**** Dataset records ****

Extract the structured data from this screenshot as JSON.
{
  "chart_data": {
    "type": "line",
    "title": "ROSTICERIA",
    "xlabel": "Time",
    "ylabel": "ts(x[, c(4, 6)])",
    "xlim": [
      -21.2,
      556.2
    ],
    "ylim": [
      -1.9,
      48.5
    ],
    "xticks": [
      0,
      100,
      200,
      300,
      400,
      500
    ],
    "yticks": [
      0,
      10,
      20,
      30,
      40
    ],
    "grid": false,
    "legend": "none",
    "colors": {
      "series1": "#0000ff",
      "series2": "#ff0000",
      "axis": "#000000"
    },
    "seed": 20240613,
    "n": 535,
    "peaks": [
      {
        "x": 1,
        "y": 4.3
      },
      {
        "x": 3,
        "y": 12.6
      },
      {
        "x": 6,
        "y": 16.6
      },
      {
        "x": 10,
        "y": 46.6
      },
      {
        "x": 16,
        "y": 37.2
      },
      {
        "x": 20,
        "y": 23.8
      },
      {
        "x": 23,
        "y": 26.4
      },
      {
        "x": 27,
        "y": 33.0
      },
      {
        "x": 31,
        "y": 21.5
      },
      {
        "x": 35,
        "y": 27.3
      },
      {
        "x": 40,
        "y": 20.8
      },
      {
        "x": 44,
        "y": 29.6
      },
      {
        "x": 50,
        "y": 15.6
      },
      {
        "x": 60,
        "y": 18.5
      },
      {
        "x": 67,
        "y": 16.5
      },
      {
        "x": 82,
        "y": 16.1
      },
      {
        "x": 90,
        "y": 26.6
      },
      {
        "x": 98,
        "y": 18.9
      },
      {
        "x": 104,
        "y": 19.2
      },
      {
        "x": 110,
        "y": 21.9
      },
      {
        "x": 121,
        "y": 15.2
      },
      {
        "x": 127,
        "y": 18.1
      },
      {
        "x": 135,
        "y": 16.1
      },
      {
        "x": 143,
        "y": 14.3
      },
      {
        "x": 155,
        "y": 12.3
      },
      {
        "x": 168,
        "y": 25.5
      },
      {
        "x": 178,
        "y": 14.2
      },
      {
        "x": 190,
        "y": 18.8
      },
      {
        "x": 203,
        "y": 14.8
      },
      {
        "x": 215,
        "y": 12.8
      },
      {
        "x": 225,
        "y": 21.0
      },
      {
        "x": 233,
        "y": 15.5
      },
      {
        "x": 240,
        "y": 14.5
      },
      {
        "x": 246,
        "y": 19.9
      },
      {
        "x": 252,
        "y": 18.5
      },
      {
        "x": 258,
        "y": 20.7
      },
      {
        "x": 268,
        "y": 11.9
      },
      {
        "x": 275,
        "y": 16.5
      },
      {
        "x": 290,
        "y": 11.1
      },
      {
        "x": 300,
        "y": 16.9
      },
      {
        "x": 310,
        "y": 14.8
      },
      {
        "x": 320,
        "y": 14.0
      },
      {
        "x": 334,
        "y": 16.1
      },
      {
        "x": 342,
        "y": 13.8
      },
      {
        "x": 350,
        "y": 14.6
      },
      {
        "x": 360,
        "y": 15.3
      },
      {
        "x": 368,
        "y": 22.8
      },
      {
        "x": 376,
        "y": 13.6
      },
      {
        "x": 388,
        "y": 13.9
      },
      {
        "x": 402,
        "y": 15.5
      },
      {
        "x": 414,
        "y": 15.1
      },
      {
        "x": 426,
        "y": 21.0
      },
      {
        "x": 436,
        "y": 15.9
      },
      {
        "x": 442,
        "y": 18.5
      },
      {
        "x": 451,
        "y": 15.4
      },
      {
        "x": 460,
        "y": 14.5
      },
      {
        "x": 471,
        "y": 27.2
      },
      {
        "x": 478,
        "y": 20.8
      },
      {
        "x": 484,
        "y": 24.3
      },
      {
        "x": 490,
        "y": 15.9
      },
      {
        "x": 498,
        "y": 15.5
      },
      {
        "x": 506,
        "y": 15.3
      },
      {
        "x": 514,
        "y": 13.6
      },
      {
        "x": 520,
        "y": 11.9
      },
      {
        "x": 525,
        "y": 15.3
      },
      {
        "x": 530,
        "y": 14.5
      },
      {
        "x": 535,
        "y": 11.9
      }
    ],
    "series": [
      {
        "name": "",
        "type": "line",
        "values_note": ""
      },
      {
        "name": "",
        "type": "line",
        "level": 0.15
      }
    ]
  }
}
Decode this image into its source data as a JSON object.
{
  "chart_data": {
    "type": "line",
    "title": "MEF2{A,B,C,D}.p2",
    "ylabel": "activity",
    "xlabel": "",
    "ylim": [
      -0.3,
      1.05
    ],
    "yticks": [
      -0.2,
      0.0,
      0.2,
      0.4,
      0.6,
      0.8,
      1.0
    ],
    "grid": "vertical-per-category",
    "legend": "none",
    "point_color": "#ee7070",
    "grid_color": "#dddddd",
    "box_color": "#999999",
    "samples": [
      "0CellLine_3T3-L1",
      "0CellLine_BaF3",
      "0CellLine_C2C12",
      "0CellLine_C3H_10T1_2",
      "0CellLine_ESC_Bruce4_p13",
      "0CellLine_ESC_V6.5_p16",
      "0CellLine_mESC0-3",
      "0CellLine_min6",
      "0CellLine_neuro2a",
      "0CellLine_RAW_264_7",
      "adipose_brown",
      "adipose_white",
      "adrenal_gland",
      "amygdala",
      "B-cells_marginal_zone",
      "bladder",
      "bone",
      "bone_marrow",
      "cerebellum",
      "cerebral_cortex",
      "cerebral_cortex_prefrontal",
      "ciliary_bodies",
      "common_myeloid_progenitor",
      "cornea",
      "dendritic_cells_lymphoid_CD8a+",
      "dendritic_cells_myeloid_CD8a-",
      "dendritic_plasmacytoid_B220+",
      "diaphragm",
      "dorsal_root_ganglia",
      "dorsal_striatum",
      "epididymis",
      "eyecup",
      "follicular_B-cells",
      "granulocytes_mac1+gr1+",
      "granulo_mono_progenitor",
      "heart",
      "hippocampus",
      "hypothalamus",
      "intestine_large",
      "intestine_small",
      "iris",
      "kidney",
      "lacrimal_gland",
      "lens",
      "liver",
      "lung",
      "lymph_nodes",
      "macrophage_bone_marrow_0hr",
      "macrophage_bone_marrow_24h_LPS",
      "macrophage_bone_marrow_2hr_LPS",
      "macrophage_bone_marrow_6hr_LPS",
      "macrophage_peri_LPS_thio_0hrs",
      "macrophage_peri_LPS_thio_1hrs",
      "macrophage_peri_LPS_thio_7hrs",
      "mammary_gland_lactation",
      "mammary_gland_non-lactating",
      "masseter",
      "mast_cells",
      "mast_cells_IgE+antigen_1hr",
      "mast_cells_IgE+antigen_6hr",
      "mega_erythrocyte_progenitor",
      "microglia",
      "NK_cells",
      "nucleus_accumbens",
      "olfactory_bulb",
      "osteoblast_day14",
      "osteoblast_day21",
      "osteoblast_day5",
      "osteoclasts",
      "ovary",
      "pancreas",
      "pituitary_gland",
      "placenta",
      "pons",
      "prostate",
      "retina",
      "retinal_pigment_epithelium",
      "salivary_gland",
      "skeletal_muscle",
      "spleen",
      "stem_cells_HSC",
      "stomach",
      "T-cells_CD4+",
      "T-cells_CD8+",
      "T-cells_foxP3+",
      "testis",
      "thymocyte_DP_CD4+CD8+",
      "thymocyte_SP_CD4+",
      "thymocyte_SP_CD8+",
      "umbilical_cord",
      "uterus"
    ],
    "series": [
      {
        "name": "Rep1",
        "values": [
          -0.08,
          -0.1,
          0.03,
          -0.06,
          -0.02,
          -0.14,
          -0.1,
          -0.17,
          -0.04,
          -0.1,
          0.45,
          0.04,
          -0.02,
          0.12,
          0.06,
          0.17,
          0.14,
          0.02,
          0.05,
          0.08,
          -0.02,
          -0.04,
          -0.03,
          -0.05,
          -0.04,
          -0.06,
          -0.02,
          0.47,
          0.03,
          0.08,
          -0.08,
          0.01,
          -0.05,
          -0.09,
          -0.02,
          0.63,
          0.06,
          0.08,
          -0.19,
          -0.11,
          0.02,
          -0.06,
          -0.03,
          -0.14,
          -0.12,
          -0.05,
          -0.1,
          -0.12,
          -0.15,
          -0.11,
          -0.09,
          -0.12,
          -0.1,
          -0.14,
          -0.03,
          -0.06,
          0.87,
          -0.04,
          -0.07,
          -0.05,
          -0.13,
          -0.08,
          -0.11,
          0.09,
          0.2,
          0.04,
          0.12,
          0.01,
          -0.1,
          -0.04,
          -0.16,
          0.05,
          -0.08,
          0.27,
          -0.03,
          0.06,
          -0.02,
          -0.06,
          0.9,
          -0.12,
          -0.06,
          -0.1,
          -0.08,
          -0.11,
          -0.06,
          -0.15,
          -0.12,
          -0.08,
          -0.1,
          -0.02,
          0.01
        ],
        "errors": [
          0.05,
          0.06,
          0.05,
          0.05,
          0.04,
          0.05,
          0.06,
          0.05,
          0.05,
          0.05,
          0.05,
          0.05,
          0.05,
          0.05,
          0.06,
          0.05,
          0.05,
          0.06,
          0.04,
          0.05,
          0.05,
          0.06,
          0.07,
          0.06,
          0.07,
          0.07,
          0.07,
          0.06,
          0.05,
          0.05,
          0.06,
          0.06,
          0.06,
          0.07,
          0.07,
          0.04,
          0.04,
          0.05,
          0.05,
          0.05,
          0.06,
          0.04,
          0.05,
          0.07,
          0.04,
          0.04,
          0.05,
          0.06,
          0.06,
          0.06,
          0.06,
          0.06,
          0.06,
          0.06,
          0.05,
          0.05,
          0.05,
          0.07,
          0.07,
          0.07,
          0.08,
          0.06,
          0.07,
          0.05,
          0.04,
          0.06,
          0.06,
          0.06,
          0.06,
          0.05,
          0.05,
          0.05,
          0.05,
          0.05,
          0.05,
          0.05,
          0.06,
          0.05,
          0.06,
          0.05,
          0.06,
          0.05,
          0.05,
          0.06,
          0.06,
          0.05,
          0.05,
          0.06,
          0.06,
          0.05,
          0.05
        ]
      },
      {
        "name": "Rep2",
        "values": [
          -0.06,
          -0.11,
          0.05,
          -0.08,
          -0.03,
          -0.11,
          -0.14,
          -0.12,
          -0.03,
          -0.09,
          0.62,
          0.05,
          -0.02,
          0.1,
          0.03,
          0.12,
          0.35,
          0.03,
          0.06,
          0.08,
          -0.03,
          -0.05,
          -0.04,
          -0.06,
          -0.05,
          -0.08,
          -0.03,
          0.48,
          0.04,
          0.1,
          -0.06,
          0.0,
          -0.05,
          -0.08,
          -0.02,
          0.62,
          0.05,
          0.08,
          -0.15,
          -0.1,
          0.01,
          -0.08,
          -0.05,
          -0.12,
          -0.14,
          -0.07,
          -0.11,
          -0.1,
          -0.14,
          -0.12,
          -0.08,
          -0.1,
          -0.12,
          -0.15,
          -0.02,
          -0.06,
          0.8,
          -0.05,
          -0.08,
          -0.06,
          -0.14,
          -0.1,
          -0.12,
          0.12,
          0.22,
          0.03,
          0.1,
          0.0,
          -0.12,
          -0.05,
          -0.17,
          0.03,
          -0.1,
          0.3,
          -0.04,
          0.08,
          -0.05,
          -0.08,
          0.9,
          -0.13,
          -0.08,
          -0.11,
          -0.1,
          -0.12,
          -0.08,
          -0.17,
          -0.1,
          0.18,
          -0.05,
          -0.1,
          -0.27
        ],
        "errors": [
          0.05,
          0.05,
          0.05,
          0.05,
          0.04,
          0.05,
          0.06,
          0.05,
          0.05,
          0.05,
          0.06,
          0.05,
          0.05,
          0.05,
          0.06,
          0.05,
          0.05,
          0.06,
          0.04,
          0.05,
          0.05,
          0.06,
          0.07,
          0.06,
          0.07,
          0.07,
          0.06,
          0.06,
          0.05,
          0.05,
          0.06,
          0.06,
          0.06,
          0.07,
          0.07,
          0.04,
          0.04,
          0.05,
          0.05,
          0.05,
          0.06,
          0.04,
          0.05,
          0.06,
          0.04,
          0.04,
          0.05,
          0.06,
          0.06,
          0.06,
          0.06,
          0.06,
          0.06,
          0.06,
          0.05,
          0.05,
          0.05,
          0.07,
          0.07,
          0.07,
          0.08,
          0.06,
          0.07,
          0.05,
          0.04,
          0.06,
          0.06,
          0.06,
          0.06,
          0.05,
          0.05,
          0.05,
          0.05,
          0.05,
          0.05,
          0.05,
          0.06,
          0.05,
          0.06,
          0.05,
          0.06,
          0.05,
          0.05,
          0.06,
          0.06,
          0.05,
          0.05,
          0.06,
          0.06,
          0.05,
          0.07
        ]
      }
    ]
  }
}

****

*What is required*. Pick out each line containing the string "title" and copy it.

*Result of this exercise*.
    "title": "ROSTICERIA",
    "title": "MEF2{A,B,C,D}.p2",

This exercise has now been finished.